WHAT IS ASKED – Report every line in the listing below where the string "style" shows up.

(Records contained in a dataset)

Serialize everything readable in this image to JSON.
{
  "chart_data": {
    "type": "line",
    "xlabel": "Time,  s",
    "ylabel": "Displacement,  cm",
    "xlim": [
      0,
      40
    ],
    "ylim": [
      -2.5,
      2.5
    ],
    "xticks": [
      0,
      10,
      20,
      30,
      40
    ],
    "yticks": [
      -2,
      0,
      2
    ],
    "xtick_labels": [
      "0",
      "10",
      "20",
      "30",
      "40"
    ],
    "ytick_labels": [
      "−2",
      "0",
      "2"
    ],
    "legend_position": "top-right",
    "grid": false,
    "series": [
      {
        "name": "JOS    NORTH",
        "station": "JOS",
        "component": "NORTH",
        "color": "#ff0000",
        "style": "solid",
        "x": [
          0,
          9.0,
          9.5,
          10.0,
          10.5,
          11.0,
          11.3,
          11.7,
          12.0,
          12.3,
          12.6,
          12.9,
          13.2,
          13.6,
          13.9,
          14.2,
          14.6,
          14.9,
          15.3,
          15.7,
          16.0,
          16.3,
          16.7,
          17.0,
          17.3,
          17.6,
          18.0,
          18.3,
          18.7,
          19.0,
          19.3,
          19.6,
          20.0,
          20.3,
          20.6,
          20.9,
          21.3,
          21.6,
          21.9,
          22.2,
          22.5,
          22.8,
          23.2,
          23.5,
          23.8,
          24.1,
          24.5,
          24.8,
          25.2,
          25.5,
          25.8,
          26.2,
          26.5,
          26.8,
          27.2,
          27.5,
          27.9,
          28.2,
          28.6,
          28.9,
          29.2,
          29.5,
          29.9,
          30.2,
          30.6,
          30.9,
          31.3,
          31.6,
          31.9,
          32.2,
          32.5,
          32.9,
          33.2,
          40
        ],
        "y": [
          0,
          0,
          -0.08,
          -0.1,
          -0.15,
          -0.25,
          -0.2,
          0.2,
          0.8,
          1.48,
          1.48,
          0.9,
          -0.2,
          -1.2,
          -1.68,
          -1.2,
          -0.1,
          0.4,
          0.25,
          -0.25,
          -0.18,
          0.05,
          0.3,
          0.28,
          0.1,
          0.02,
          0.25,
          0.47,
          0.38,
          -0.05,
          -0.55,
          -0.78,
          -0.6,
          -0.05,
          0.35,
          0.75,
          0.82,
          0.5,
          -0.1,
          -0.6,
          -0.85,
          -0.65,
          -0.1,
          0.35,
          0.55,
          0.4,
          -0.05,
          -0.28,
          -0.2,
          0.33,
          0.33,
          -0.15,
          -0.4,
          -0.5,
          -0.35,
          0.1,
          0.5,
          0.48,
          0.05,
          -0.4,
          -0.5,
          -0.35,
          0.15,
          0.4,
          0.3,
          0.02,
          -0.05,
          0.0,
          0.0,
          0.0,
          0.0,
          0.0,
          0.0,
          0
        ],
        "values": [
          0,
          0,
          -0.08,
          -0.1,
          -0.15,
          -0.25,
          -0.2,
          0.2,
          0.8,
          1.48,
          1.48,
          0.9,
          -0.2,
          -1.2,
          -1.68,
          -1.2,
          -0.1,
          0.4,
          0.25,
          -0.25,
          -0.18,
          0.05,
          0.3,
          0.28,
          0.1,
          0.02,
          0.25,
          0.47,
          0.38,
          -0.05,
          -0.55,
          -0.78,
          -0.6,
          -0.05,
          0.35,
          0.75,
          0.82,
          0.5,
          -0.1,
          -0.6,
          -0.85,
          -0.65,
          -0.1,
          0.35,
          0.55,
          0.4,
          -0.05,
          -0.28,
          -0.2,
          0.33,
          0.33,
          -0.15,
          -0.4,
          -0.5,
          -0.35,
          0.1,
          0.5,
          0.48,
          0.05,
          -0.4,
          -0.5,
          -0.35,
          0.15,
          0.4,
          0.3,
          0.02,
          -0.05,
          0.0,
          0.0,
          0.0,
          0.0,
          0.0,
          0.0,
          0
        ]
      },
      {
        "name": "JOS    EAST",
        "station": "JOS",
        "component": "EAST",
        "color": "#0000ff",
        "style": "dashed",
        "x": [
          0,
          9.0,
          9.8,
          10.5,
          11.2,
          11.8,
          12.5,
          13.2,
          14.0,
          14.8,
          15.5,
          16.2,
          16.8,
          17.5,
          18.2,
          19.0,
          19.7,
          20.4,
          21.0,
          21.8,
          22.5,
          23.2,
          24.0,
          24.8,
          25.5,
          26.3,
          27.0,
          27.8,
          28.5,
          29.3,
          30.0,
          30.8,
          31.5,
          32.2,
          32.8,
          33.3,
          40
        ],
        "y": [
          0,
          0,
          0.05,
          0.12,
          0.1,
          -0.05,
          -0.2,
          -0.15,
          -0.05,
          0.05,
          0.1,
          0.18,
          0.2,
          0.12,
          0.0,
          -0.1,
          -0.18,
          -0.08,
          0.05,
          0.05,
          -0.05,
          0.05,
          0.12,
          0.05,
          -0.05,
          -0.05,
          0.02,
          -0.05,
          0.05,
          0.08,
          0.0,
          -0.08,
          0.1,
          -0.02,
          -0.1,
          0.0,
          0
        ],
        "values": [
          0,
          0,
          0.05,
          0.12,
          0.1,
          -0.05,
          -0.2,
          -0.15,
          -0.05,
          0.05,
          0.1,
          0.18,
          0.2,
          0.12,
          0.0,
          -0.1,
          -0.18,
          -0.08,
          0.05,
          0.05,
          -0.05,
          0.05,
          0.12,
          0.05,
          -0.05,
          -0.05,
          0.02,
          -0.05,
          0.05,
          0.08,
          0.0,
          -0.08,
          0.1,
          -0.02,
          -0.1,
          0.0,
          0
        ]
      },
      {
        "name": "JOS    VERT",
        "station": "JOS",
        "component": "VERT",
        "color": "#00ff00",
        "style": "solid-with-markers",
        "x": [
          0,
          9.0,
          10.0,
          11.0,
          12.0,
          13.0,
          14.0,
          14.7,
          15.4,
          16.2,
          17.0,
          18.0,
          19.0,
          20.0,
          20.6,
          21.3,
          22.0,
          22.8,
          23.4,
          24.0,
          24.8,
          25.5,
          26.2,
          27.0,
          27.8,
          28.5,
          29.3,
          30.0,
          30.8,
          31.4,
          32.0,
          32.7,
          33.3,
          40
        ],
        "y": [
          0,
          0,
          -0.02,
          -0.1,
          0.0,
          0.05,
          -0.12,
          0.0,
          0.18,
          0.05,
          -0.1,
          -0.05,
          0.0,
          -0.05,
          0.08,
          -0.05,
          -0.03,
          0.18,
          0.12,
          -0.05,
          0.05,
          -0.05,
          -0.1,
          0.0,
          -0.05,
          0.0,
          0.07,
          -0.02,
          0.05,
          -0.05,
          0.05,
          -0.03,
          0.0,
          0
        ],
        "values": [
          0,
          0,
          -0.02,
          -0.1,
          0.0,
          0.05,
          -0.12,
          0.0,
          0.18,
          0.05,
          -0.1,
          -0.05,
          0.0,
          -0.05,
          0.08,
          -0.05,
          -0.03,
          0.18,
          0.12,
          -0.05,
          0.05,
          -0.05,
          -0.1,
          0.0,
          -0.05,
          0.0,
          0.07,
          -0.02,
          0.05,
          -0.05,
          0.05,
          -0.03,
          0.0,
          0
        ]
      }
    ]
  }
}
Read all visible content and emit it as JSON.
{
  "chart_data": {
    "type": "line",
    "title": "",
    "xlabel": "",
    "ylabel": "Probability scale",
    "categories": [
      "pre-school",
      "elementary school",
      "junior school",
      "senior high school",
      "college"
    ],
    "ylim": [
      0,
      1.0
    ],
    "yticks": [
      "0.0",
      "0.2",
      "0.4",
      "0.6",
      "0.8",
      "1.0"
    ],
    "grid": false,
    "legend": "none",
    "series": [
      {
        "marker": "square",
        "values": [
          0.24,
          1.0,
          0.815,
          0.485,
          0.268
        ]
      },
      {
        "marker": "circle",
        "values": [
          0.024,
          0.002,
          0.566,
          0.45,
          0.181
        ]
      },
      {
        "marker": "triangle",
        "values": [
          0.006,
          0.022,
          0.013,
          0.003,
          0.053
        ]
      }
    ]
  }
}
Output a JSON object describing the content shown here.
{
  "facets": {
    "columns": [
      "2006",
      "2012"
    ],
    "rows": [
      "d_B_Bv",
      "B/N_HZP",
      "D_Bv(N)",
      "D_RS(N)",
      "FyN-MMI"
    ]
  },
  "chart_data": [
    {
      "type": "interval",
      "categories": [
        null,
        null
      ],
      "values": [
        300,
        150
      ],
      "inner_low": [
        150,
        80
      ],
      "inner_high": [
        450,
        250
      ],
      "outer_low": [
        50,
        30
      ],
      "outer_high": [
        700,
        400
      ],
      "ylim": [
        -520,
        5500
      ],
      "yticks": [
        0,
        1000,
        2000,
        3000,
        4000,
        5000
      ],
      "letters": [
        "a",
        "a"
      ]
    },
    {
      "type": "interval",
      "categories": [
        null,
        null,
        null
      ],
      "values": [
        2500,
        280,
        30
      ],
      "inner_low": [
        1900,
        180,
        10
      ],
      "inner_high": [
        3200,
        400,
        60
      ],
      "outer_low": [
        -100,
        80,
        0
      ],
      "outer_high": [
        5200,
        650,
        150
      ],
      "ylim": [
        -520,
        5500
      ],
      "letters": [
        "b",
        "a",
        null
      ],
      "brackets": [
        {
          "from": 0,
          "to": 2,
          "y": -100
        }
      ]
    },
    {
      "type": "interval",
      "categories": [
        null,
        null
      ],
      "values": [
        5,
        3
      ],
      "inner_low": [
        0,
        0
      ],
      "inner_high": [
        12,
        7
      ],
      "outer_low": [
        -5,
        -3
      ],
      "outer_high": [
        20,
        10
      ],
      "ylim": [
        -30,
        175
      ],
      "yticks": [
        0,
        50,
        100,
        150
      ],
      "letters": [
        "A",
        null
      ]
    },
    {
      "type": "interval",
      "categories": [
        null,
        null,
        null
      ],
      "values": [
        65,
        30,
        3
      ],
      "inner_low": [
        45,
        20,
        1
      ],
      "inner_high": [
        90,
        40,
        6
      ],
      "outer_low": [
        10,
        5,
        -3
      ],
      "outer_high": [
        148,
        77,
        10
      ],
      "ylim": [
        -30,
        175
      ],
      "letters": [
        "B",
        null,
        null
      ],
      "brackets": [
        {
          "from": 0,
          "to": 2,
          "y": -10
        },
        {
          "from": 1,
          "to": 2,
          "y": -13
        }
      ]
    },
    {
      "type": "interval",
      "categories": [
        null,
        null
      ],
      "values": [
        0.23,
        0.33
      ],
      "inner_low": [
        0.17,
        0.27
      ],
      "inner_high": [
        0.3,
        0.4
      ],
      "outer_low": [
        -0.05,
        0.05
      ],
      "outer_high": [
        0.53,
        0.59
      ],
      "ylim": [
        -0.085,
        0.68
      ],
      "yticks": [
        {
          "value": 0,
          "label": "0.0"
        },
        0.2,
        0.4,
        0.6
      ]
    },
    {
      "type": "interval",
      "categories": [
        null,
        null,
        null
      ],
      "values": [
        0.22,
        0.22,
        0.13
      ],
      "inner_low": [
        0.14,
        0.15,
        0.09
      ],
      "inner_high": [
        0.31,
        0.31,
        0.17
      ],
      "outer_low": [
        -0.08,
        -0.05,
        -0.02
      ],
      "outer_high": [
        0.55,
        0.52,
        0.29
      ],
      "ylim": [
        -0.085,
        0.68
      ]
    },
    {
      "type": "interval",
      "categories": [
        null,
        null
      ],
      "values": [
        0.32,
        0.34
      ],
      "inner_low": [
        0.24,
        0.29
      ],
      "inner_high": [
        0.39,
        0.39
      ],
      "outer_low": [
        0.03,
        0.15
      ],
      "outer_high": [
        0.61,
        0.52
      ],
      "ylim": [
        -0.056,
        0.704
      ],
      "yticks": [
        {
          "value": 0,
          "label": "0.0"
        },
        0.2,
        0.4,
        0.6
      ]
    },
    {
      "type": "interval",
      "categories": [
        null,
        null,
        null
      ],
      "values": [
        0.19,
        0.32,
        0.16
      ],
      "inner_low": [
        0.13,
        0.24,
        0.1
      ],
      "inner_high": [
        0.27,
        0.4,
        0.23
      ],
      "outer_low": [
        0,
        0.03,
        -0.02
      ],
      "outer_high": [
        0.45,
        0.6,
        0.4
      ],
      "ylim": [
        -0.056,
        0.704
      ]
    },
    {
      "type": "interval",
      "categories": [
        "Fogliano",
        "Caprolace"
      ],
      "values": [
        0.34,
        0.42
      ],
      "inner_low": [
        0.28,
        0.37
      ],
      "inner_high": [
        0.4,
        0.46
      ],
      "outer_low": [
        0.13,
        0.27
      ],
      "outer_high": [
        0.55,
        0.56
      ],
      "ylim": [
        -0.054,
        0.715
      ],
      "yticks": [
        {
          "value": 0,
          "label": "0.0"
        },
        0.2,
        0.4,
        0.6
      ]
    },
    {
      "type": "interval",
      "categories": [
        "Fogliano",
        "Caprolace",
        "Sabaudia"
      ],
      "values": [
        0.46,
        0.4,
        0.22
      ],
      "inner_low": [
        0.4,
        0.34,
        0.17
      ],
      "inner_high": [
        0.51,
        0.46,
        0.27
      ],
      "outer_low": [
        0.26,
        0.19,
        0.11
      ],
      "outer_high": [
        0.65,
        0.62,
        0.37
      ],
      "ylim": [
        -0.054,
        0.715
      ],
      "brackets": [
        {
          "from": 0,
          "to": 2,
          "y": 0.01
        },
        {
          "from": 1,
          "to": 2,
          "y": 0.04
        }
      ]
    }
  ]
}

WRITTEN SOLUTION –
        "style": "solid",
        "style": "dashed",
        "style": "solid-with-markers",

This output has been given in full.